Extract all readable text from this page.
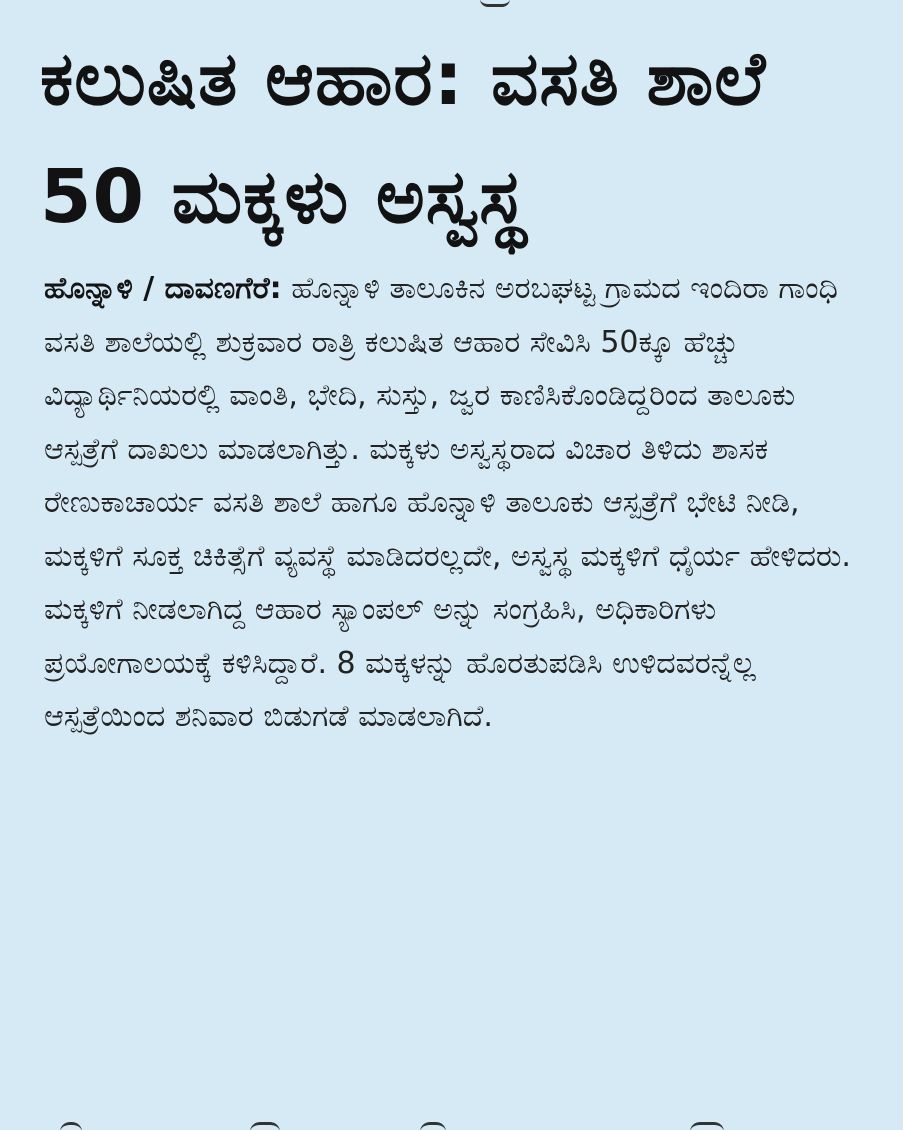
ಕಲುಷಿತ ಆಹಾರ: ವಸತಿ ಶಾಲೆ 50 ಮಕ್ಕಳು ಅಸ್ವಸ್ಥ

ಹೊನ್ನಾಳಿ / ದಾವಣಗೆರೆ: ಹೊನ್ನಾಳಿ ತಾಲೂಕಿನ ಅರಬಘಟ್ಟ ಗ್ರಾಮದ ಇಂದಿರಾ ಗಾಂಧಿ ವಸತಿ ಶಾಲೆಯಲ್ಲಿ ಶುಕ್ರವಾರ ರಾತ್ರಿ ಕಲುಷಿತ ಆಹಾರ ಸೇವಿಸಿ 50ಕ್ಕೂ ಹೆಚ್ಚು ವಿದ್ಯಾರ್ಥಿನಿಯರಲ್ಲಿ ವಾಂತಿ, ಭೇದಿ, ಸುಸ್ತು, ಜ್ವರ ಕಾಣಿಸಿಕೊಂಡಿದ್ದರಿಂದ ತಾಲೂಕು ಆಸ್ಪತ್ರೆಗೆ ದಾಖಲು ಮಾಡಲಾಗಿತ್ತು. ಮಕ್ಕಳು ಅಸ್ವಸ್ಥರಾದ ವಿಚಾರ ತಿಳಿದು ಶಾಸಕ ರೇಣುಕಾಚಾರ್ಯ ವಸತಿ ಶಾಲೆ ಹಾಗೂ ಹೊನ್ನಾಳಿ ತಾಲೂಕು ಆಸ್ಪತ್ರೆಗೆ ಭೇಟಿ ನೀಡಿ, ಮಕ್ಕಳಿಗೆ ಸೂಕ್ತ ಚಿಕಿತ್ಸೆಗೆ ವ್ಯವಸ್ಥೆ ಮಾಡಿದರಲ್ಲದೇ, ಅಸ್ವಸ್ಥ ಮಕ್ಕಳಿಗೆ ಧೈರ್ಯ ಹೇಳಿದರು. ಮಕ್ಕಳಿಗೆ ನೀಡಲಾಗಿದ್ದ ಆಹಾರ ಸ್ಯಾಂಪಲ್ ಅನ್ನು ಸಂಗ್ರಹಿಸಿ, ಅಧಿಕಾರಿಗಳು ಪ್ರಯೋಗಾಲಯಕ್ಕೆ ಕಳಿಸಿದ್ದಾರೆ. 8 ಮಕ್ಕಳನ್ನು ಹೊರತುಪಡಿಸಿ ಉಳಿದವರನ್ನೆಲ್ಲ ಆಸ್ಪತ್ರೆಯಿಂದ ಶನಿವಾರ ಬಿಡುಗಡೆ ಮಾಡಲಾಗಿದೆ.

+-------+

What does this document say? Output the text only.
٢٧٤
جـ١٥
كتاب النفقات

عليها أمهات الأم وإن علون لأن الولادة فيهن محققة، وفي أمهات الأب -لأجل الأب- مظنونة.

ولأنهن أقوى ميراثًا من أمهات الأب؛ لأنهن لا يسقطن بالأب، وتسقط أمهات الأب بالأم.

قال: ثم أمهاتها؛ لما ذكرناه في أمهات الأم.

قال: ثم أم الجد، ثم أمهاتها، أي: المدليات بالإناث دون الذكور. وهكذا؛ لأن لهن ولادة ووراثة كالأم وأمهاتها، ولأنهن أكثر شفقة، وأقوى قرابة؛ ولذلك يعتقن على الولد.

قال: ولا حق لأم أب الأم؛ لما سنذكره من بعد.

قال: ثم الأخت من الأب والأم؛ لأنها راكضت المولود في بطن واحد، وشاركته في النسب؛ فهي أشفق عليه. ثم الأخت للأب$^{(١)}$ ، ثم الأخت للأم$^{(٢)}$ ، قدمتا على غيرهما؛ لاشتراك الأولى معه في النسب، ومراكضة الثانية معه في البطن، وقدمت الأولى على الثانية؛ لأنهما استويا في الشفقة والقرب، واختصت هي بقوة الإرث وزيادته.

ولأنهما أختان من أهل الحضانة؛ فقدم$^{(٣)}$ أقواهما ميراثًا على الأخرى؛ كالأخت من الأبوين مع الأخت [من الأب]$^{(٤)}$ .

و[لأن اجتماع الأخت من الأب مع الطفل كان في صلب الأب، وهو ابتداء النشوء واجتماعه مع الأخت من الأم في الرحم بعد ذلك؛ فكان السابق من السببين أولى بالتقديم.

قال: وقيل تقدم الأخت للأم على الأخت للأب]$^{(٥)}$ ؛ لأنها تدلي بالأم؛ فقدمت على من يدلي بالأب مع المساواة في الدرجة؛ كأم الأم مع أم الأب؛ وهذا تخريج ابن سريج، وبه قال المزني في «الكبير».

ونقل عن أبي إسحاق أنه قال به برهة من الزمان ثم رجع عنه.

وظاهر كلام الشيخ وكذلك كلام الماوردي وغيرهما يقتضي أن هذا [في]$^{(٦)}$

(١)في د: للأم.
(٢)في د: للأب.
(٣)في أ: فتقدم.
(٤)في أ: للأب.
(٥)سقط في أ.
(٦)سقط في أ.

+-------+

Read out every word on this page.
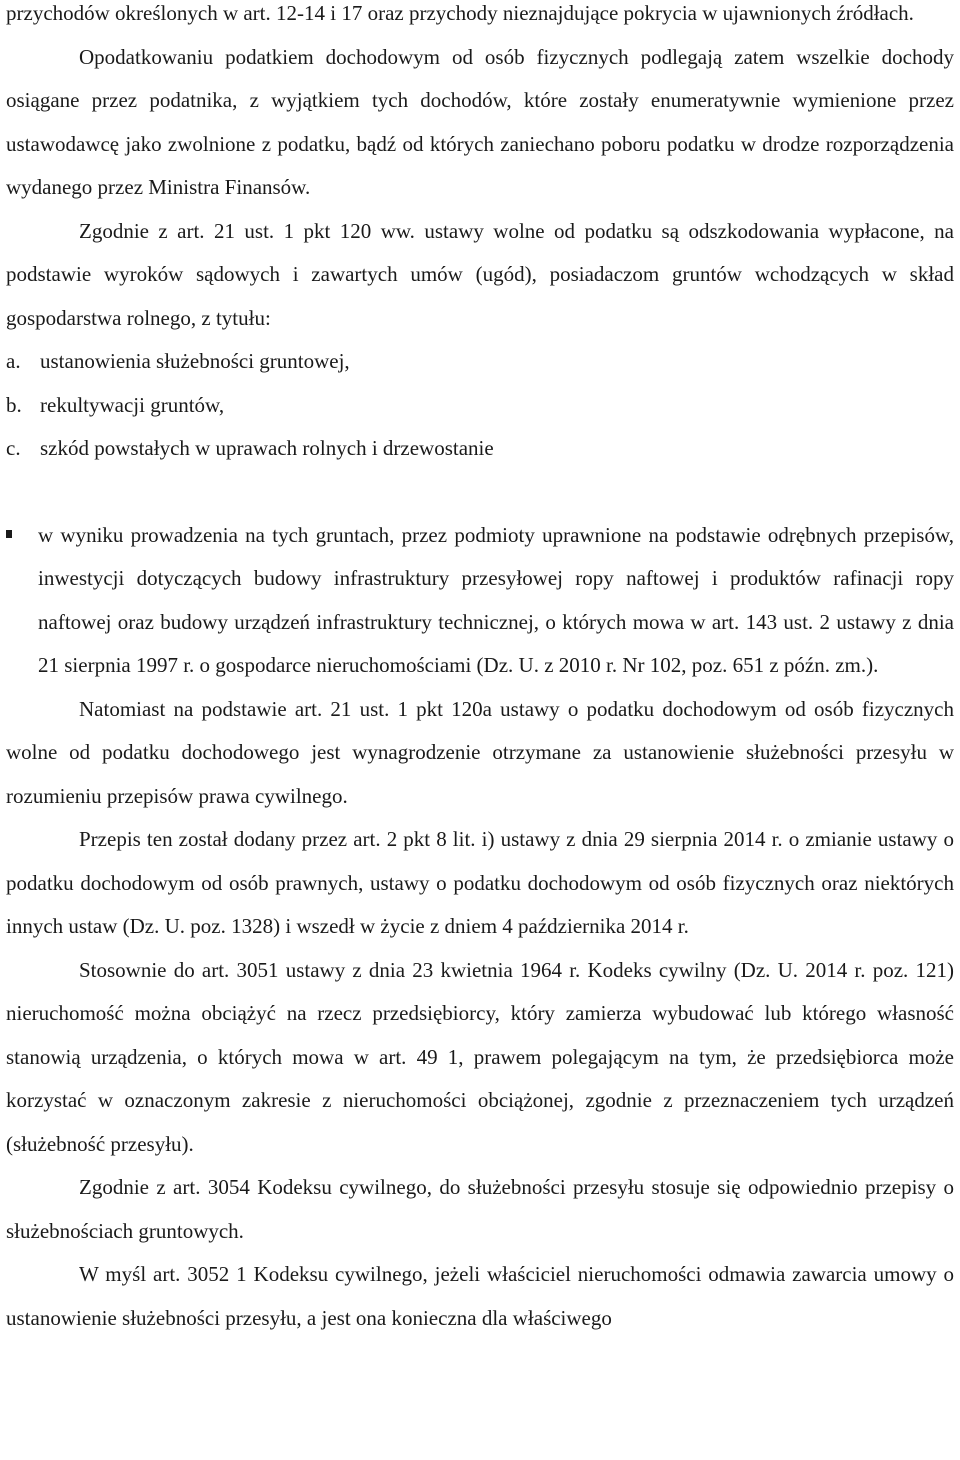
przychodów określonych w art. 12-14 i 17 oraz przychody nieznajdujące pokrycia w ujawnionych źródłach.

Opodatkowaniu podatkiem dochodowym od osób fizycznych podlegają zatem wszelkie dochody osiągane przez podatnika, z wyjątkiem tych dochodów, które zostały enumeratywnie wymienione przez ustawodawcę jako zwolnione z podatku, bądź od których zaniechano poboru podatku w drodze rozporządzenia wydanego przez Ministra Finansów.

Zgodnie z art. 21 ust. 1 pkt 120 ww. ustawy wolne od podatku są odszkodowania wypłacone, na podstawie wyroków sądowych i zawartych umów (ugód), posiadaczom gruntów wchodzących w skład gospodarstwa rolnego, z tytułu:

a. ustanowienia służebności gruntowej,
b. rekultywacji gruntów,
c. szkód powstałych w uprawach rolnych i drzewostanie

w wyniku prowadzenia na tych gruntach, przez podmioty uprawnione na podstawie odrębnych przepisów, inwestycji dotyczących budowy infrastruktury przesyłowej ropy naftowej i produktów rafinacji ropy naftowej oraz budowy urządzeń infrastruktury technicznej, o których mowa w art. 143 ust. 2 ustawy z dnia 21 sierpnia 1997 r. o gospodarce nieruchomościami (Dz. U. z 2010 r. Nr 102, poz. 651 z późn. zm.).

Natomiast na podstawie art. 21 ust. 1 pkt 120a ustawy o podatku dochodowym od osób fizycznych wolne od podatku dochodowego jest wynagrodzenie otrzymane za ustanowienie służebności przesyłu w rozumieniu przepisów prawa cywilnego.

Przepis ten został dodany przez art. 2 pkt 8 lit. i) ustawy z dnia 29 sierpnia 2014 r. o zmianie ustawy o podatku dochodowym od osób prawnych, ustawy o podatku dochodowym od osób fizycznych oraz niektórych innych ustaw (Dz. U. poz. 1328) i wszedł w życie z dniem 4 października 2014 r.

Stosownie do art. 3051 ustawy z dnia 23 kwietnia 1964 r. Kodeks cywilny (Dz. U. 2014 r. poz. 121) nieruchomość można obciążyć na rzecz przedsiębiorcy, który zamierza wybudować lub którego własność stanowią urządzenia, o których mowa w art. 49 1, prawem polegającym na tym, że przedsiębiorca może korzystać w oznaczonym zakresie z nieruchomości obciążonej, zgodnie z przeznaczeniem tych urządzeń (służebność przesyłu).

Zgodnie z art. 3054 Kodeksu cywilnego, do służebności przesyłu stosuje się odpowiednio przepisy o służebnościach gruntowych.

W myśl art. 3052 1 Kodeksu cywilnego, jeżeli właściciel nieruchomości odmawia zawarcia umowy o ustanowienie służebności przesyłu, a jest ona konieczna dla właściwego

+-------+

Among the lines of the material, find those that hold the word "gruntów" and copy them.

Zgodnie z art. 21 ust. 1 pkt 120 ww. ustawy wolne od podatku są odszkodowania wypłacone, na podstawie wyroków sądowych i zawartych umów (ugód), posiadaczom gruntów wchodzących w skład gospodarstwa rolnego, z tytułu:
b. rekultywacji gruntów,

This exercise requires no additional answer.